Gather all lines with the word "bottom" in them.

─── GIVEN ENTRIES

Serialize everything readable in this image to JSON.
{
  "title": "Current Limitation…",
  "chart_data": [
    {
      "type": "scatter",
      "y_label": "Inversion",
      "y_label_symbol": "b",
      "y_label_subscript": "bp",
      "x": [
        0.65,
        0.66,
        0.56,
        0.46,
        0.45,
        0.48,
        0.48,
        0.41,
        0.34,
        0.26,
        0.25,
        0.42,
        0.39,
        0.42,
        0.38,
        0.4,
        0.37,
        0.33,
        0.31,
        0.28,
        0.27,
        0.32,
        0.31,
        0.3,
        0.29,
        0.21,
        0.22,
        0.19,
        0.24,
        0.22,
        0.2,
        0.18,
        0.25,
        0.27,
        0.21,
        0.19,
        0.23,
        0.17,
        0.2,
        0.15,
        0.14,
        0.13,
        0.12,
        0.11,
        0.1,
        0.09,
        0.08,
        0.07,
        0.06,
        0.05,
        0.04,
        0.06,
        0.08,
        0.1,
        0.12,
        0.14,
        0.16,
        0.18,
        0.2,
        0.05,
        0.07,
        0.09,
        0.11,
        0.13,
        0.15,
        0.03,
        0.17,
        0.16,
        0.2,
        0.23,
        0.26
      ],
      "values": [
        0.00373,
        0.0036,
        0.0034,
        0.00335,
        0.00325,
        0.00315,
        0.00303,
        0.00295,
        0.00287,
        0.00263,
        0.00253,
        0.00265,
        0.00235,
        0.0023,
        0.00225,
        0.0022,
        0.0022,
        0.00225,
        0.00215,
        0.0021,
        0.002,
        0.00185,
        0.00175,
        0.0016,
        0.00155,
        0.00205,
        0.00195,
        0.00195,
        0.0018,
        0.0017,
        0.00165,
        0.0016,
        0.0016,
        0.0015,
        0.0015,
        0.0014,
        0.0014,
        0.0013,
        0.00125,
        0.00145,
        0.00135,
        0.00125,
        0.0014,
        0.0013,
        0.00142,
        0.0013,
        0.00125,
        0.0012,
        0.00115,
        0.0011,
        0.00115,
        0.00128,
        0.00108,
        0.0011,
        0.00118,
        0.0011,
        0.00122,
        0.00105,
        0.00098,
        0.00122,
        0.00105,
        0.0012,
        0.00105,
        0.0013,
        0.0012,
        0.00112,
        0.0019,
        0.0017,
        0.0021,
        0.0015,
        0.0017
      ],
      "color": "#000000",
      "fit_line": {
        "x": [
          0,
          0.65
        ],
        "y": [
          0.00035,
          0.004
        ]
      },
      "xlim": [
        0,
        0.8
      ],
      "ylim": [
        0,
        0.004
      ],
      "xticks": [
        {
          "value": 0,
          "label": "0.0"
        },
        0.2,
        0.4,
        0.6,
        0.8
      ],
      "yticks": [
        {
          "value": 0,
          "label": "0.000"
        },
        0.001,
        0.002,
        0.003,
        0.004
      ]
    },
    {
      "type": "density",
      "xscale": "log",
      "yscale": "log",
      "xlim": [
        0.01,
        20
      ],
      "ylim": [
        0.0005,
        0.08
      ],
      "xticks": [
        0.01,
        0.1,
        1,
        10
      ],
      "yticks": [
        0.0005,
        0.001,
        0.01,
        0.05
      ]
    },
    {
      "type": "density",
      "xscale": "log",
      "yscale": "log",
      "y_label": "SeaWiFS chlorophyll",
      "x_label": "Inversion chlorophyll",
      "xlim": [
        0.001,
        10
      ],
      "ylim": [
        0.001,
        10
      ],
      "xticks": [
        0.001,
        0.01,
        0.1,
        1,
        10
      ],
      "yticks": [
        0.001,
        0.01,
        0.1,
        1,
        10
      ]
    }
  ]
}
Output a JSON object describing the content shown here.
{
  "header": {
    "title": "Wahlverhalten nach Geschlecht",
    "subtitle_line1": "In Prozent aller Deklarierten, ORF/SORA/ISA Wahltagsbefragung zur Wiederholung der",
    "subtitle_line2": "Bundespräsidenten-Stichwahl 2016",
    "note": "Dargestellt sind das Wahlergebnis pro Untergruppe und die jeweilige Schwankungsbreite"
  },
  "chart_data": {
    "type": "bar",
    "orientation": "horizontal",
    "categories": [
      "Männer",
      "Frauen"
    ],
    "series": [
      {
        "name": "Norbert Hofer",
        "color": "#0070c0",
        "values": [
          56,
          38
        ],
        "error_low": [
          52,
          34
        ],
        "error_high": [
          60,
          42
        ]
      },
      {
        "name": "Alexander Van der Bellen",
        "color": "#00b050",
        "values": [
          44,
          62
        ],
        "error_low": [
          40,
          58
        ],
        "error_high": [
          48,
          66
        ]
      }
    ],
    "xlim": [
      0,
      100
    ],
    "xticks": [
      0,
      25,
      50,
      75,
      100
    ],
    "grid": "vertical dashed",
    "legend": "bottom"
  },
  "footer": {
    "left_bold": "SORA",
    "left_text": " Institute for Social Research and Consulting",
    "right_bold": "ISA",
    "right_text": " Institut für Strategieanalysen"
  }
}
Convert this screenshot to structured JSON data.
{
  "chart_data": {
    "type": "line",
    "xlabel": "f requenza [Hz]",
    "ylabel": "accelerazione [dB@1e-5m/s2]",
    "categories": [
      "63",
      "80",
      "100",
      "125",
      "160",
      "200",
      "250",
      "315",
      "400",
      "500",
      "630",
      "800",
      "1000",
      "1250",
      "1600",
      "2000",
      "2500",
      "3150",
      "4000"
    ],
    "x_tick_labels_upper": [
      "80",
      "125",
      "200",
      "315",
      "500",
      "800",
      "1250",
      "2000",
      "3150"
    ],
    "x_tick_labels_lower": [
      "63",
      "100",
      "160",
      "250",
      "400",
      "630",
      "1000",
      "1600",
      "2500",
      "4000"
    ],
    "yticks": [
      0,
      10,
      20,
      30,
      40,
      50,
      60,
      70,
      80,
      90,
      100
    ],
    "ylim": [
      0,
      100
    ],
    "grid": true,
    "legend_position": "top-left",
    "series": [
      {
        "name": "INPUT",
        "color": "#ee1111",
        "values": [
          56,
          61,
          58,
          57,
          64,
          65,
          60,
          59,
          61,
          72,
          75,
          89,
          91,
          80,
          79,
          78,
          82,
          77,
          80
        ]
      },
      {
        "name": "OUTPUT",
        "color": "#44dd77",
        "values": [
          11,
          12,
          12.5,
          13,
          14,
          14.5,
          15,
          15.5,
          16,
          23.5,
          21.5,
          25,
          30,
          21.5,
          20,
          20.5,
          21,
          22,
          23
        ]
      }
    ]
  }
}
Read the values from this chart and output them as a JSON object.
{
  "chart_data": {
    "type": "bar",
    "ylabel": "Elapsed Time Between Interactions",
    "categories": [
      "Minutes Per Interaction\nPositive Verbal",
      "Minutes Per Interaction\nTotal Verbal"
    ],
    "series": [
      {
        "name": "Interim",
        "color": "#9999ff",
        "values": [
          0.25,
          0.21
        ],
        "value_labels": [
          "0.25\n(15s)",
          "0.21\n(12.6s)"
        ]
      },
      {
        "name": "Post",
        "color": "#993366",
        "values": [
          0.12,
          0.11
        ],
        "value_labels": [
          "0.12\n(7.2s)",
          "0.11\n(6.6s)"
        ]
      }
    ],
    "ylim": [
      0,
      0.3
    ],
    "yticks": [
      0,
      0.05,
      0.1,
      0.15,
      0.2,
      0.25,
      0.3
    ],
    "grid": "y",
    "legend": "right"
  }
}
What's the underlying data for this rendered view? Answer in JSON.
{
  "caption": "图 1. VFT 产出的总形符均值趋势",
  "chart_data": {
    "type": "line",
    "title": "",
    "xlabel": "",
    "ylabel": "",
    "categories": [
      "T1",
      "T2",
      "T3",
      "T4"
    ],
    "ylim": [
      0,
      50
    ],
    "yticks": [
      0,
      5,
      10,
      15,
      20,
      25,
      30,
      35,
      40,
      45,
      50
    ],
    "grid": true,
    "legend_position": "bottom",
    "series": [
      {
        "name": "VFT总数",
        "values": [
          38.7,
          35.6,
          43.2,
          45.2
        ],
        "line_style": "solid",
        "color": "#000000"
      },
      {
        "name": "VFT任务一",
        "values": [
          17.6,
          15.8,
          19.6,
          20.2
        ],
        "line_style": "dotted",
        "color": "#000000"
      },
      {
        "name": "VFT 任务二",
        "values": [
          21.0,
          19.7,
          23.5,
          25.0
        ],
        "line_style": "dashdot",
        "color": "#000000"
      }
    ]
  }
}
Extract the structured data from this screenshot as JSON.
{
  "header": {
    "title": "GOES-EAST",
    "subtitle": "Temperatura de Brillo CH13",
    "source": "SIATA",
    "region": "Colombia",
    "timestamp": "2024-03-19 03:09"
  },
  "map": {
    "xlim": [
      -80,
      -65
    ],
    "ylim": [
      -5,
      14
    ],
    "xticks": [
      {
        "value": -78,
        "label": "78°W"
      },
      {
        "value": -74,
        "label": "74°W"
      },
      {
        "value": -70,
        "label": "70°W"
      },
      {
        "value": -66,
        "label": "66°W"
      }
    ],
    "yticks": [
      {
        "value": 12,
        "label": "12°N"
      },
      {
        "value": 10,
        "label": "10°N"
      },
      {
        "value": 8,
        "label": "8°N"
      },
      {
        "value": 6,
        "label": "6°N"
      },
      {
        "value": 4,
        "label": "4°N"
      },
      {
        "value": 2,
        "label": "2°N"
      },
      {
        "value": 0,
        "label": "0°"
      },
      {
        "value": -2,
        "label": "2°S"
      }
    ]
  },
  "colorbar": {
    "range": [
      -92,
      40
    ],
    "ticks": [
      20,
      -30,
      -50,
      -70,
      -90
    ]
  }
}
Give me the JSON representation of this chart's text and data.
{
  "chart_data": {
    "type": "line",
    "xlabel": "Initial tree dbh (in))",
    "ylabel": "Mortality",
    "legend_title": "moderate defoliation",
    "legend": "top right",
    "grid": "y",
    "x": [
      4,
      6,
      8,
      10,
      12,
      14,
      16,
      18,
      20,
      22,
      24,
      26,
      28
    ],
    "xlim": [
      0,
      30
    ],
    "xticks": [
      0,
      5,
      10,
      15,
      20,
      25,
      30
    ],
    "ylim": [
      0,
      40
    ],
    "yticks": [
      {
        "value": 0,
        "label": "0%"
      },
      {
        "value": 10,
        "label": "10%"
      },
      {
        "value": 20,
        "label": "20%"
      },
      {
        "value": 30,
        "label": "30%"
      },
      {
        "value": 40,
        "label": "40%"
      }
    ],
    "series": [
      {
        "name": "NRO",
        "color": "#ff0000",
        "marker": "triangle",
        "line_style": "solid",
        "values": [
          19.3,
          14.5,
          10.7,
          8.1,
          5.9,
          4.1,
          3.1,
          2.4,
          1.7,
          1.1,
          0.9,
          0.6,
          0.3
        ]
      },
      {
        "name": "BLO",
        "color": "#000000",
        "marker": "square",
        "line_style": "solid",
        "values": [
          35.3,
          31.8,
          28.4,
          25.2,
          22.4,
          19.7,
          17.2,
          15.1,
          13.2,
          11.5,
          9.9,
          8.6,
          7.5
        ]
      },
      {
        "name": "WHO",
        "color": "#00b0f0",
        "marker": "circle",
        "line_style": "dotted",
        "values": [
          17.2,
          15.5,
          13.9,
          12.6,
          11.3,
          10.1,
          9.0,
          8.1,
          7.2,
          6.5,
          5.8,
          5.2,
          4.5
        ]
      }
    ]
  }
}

──────

_FINISHED TASK:_
    "legend": "bottom"
    "legend_position": "bottom",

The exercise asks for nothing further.